▶ _Directions_
Print the data exactly as it is given, please.

▶ _Source data_
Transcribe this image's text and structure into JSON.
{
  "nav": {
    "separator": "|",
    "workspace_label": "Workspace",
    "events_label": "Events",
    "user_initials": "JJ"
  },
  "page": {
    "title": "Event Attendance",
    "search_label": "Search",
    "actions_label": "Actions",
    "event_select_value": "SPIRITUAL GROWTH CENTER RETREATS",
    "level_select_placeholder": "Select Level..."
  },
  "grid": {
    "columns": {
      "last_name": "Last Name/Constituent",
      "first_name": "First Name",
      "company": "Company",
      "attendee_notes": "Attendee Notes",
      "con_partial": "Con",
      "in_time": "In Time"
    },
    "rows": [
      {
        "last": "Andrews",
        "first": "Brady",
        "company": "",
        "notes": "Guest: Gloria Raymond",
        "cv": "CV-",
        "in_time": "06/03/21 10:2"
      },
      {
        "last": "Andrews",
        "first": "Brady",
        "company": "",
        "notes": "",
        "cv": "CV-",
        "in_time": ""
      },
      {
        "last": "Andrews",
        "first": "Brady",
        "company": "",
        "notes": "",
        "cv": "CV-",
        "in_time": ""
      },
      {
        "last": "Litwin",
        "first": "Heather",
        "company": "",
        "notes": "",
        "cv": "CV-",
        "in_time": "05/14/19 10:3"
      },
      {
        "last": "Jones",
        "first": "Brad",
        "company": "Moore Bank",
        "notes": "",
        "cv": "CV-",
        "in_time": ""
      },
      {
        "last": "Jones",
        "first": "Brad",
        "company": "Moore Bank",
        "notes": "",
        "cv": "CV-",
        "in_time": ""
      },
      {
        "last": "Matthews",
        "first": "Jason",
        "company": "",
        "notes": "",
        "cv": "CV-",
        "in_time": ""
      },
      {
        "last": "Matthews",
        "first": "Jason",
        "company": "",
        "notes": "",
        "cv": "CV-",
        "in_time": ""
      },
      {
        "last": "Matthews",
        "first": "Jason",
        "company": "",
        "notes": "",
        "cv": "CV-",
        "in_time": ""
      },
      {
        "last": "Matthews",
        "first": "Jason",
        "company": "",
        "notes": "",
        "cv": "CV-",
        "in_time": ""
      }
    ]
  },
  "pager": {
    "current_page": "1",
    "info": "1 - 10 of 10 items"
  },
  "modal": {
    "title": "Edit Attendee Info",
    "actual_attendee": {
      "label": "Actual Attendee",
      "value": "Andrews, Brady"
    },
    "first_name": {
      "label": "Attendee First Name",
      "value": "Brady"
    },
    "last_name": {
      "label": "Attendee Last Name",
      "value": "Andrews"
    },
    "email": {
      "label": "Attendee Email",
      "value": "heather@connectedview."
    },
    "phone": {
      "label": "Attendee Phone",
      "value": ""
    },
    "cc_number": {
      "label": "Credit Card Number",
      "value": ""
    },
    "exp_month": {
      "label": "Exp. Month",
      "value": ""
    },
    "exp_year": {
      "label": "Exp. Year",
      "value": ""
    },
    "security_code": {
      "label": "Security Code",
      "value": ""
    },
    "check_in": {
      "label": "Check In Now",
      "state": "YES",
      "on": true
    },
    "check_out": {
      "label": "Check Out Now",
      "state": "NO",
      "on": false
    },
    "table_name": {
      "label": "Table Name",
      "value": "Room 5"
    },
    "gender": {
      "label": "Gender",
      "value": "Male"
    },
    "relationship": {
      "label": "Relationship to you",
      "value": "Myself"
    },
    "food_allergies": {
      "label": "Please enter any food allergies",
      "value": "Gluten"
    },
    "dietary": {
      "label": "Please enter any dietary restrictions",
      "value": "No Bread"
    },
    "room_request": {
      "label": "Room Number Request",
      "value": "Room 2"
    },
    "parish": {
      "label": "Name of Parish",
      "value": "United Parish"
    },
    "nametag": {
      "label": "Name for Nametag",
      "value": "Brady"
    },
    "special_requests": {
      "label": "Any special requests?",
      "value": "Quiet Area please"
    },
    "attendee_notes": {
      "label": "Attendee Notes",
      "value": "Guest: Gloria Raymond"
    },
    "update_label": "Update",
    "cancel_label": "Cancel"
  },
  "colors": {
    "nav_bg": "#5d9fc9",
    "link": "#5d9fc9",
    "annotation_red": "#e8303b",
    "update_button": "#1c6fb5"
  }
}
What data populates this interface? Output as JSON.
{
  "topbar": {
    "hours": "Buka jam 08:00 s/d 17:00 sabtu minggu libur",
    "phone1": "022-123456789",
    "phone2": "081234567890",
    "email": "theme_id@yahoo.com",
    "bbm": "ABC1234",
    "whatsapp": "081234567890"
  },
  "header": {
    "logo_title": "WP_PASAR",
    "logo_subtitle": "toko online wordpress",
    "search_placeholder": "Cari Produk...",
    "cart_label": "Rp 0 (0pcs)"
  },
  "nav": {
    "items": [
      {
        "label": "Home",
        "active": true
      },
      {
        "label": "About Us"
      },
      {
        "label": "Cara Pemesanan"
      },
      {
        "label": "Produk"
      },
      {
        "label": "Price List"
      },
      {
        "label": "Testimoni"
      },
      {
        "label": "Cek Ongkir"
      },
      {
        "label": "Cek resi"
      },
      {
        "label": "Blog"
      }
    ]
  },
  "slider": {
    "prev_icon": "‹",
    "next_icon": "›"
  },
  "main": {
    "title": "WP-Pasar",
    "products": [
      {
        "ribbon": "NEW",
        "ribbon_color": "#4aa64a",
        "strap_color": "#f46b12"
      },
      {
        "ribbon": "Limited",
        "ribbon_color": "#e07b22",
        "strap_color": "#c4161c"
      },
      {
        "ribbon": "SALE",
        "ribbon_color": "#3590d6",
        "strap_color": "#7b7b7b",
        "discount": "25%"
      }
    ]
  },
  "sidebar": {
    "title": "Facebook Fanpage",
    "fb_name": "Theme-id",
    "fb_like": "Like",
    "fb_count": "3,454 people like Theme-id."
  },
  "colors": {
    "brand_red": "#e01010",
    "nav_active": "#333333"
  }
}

▶ _Completed exercise_
Transcribe this image's text and structure into JSON.
{
  "nav": {
    "separator": "|",
    "workspace_label": "Workspace",
    "events_label": "Events",
    "user_initials": "JJ"
  },
  "page": {
    "title": "Event Attendance",
    "search_label": "Search",
    "actions_label": "Actions",
    "event_select_value": "SPIRITUAL GROWTH CENTER RETREATS",
    "level_select_placeholder": "Select Level..."
  },
  "grid": {
    "columns": {
      "last_name": "Last Name/Constituent",
      "first_name": "First Name",
      "company": "Company",
      "attendee_notes": "Attendee Notes",
      "con_partial": "Con",
      "in_time": "In Time"
    },
    "rows": [
      {
        "last": "Andrews",
        "first": "Brady",
        "company": "",
        "notes": "Guest: Gloria Raymond",
        "cv": "CV-",
        "in_time": "06/03/21 10:2"
      },
      {
        "last": "Andrews",
        "first": "Brady",
        "company": "",
        "notes": "",
        "cv": "CV-",
        "in_time": ""
      },
      {
        "last": "Andrews",
        "first": "Brady",
        "company": "",
        "notes": "",
        "cv": "CV-",
        "in_time": ""
      },
      {
        "last": "Litwin",
        "first": "Heather",
        "company": "",
        "notes": "",
        "cv": "CV-",
        "in_time": "05/14/19 10:3"
      },
      {
        "last": "Jones",
        "first": "Brad",
        "company": "Moore Bank",
        "notes": "",
        "cv": "CV-",
        "in_time": ""
      },
      {
        "last": "Jones",
        "first": "Brad",
        "company": "Moore Bank",
        "notes": "",
        "cv": "CV-",
        "in_time": ""
      },
      {
        "last": "Matthews",
        "first": "Jason",
        "company": "",
        "notes": "",
        "cv": "CV-",
        "in_time": ""
      },
      {
        "last": "Matthews",
        "first": "Jason",
        "company": "",
        "notes": "",
        "cv": "CV-",
        "in_time": ""
      },
      {
        "last": "Matthews",
        "first": "Jason",
        "company": "",
        "notes": "",
        "cv": "CV-",
        "in_time": ""
      },
      {
        "last": "Matthews",
        "first": "Jason",
        "company": "",
        "notes": "",
        "cv": "CV-",
        "in_time": ""
      }
    ]
  },
  "pager": {
    "current_page": "1",
    "info": "1 - 10 of 10 items"
  },
  "modal": {
    "title": "Edit Attendee Info",
    "actual_attendee": {
      "label": "Actual Attendee",
      "value": "Andrews, Brady"
    },
    "first_name": {
      "label": "Attendee First Name",
      "value": "Brady"
    },
    "last_name": {
      "label": "Attendee Last Name",
      "value": "Andrews"
    },
    "email": {
      "label": "Attendee Email",
      "value": "heather@connectedview."
    },
    "phone": {
      "label": "Attendee Phone",
      "value": ""
    },
    "cc_number": {
      "label": "Credit Card Number",
      "value": ""
    },
    "exp_month": {
      "label": "Exp. Month",
      "value": ""
    },
    "exp_year": {
      "label": "Exp. Year",
      "value": ""
    },
    "security_code": {
      "label": "Security Code",
      "value": ""
    },
    "check_in": {
      "label": "Check In Now",
      "state": "YES",
      "on": true
    },
    "check_out": {
      "label": "Check Out Now",
      "state": "NO",
      "on": false
    },
    "table_name": {
      "label": "Table Name",
      "value": "Room 5"
    },
    "gender": {
      "label": "Gender",
      "value": "Male"
    },
    "relationship": {
      "label": "Relationship to you",
      "value": "Myself"
    },
    "food_allergies": {
      "label": "Please enter any food allergies",
      "value": "Gluten"
    },
    "dietary": {
      "label": "Please enter any dietary restrictions",
      "value": "No Bread"
    },
    "room_request": {
      "label": "Room Number Request",
      "value": "Room 2"
    },
    "parish": {
      "label": "Name of Parish",
      "value": "United Parish"
    },
    "nametag": {
      "label": "Name for Nametag",
      "value": "Brady"
    },
    "special_requests": {
      "label": "Any special requests?",
      "value": "Quiet Area please"
    },
    "attendee_notes": {
      "label": "Attendee Notes",
      "value": "Guest: Gloria Raymond"
    },
    "update_label": "Update",
    "cancel_label": "Cancel"
  },
  "colors": {
    "nav_bg": "#5d9fc9",
    "link": "#5d9fc9",
    "annotation_red": "#e8303b",
    "update_button": "#1c6fb5"
  }
}
What data populates this interface? Output as JSON.
{
  "topbar": {
    "hours": "Buka jam 08:00 s/d 17:00 sabtu minggu libur",
    "phone1": "022-123456789",
    "phone2": "081234567890",
    "email": "theme_id@yahoo.com",
    "bbm": "ABC1234",
    "whatsapp": "081234567890"
  },
  "header": {
    "logo_title": "WP_PASAR",
    "logo_subtitle": "toko online wordpress",
    "search_placeholder": "Cari Produk...",
    "cart_label": "Rp 0 (0pcs)"
  },
  "nav": {
    "items": [
      {
        "label": "Home",
        "active": true
      },
      {
        "label": "About Us"
      },
      {
        "label": "Cara Pemesanan"
      },
      {
        "label": "Produk"
      },
      {
        "label": "Price List"
      },
      {
        "label": "Testimoni"
      },
      {
        "label": "Cek Ongkir"
      },
      {
        "label": "Cek resi"
      },
      {
        "label": "Blog"
      }
    ]
  },
  "slider": {
    "prev_icon": "‹",
    "next_icon": "›"
  },
  "main": {
    "title": "WP-Pasar",
    "products": [
      {
        "ribbon": "NEW",
        "ribbon_color": "#4aa64a",
        "strap_color": "#f46b12"
      },
      {
        "ribbon": "Limited",
        "ribbon_color": "#e07b22",
        "strap_color": "#c4161c"
      },
      {
        "ribbon": "SALE",
        "ribbon_color": "#3590d6",
        "strap_color": "#7b7b7b",
        "discount": "25%"
      }
    ]
  },
  "sidebar": {
    "title": "Facebook Fanpage",
    "fb_name": "Theme-id",
    "fb_like": "Like",
    "fb_count": "3,454 people like Theme-id."
  },
  "colors": {
    "brand_red": "#e01010",
    "nav_active": "#333333"
  }
}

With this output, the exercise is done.